EXERCISE REQUIREMENTS: Scan the entries and tally the lines that include the string "mean". Reply with the figure alone.

Extracted records:

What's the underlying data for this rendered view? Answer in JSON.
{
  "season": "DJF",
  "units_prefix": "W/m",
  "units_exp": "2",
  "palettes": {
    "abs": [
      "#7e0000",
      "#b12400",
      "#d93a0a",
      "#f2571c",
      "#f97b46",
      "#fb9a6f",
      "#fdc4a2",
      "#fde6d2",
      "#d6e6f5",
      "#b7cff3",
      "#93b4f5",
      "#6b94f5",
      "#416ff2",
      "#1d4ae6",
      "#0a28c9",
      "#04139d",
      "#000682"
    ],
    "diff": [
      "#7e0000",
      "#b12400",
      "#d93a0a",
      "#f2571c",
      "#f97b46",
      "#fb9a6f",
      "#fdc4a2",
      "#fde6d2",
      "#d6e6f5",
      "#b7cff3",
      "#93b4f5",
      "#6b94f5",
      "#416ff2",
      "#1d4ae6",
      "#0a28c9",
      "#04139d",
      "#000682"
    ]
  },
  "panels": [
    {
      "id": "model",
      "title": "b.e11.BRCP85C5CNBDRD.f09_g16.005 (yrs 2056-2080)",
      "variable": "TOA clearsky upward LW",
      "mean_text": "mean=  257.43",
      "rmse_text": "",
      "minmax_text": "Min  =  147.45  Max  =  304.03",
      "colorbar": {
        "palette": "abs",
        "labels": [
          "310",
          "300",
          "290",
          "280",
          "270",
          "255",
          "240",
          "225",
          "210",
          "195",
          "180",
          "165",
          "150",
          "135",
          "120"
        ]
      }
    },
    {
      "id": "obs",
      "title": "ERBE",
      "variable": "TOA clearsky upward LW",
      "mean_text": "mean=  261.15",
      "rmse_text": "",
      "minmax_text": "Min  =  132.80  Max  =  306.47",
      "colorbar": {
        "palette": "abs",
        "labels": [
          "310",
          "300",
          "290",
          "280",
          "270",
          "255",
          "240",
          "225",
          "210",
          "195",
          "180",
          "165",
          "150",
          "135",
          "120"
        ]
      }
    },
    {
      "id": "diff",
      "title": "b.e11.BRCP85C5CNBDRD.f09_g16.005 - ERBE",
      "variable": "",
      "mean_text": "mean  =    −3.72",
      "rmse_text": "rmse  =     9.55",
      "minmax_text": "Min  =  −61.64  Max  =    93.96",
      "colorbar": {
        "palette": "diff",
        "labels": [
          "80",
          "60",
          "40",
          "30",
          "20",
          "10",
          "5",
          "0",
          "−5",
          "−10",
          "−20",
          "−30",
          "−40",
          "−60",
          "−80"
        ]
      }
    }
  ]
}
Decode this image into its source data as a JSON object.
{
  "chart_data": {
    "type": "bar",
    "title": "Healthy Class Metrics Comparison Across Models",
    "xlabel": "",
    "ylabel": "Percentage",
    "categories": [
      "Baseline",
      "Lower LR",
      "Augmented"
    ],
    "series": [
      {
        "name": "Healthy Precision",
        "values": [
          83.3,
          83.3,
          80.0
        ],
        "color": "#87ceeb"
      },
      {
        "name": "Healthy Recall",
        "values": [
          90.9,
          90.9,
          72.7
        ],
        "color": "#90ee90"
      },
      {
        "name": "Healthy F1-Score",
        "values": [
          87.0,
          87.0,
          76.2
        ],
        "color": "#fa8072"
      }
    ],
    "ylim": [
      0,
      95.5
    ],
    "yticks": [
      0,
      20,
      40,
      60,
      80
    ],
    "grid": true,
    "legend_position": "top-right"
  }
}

WRITTEN SOLUTION: 3